EXERCISE: From the records, pick out and copy each line containing "label".

*** DATA SHOWN

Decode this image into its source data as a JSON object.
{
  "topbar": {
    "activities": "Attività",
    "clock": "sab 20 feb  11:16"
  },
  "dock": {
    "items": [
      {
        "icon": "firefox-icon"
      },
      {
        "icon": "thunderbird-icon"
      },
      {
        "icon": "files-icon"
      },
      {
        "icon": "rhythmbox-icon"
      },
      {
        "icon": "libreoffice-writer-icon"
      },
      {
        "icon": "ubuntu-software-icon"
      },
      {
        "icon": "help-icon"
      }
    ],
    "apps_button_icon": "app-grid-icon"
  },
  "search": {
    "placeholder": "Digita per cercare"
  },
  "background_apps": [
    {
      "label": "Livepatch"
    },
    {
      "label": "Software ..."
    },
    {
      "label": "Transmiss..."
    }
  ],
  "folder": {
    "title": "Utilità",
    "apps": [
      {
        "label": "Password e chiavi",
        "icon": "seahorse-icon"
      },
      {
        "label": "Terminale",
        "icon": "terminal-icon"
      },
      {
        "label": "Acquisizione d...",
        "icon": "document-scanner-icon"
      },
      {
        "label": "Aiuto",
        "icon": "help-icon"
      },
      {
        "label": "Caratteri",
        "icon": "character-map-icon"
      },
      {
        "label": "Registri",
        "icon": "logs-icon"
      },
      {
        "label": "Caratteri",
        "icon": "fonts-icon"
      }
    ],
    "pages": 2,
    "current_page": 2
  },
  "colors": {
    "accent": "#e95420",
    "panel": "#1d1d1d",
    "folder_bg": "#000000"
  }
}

******

WRITTEN REPLY:
      "label": "Livepatch"
      "label": "Software ..."
      "label": "Transmiss..."
        "label": "Password e chiavi",
        "label": "Terminale",
        "label": "Acquisizione d...",
        "label": "Aiuto",
        "label": "Caratteri",
        "label": "Registri",
        "label": "Caratteri",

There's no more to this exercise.